_What is needed:_ Will you output all of the data below exactly, omitting the images?
>> start Input data
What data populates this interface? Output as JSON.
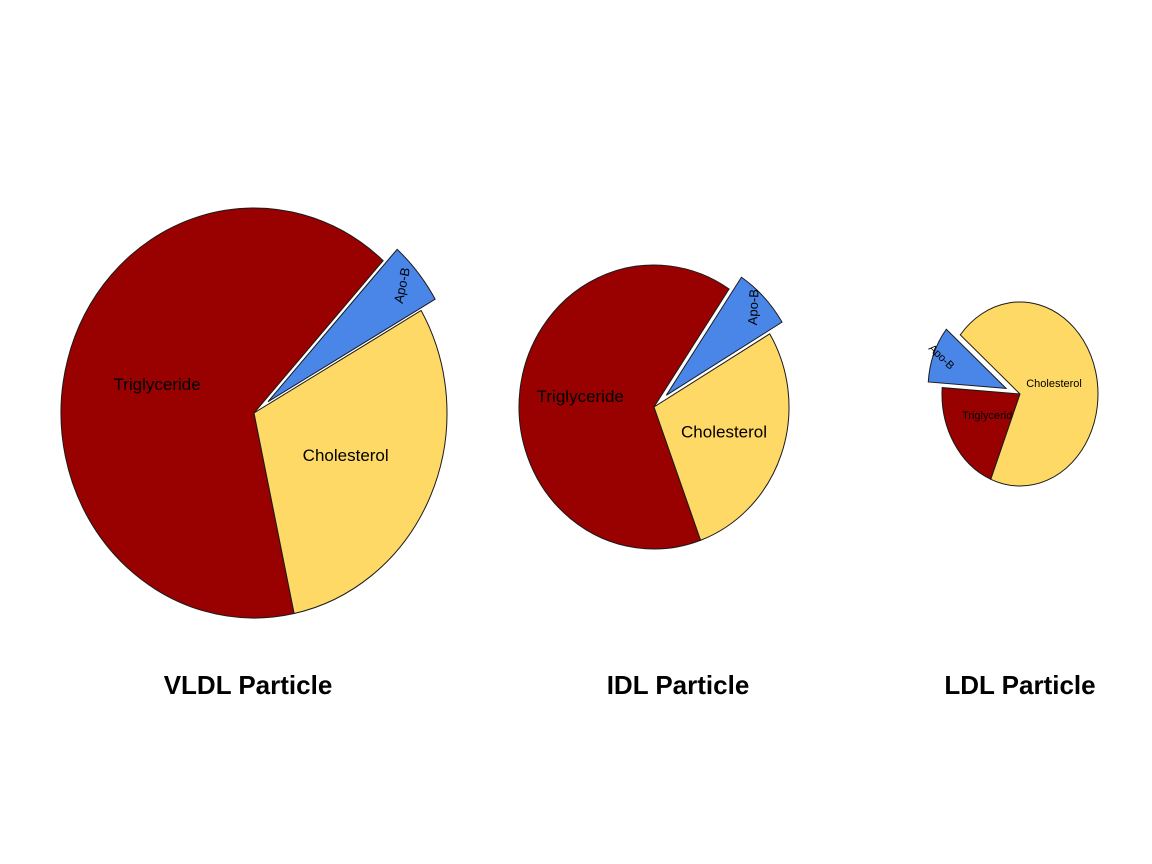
{
  "chart_data": [
    {
      "type": "pie",
      "title": "VLDL Particle",
      "slices": [
        {
          "label": "Apo-B",
          "value": 5,
          "color": "#4a86e8"
        },
        {
          "label": "Cholesterol",
          "value": 30,
          "color": "#ffd966"
        },
        {
          "label": "Triglyceride",
          "value": 65,
          "color": "#990000"
        }
      ]
    },
    {
      "type": "pie",
      "title": "IDL Particle",
      "slices": [
        {
          "label": "Apo-B",
          "value": 7,
          "color": "#4a86e8"
        },
        {
          "label": "Cholesterol",
          "value": 28,
          "color": "#ffd966"
        },
        {
          "label": "Triglyceride",
          "value": 65,
          "color": "#990000"
        }
      ]
    },
    {
      "type": "pie",
      "title": "LDL Particle",
      "slices": [
        {
          "label": "Apo-B",
          "value": 10,
          "color": "#4a86e8"
        },
        {
          "label": "Cholesterol",
          "value": 70,
          "color": "#ffd966"
        },
        {
          "label": "Triglyceride",
          "value": 20,
          "color": "#990000"
        }
      ]
    }
  ]
}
>> end Input data
_Solution to the exercise:_
What data populates this interface? Output as JSON.
{
  "chart_data": [
    {
      "type": "pie",
      "title": "VLDL Particle",
      "slices": [
        {
          "label": "Apo-B",
          "value": 5,
          "color": "#4a86e8"
        },
        {
          "label": "Cholesterol",
          "value": 30,
          "color": "#ffd966"
        },
        {
          "label": "Triglyceride",
          "value": 65,
          "color": "#990000"
        }
      ]
    },
    {
      "type": "pie",
      "title": "IDL Particle",
      "slices": [
        {
          "label": "Apo-B",
          "value": 7,
          "color": "#4a86e8"
        },
        {
          "label": "Cholesterol",
          "value": 28,
          "color": "#ffd966"
        },
        {
          "label": "Triglyceride",
          "value": 65,
          "color": "#990000"
        }
      ]
    },
    {
      "type": "pie",
      "title": "LDL Particle",
      "slices": [
        {
          "label": "Apo-B",
          "value": 10,
          "color": "#4a86e8"
        },
        {
          "label": "Cholesterol",
          "value": 70,
          "color": "#ffd966"
        },
        {
          "label": "Triglyceride",
          "value": 20,
          "color": "#990000"
        }
      ]
    }
  ]
}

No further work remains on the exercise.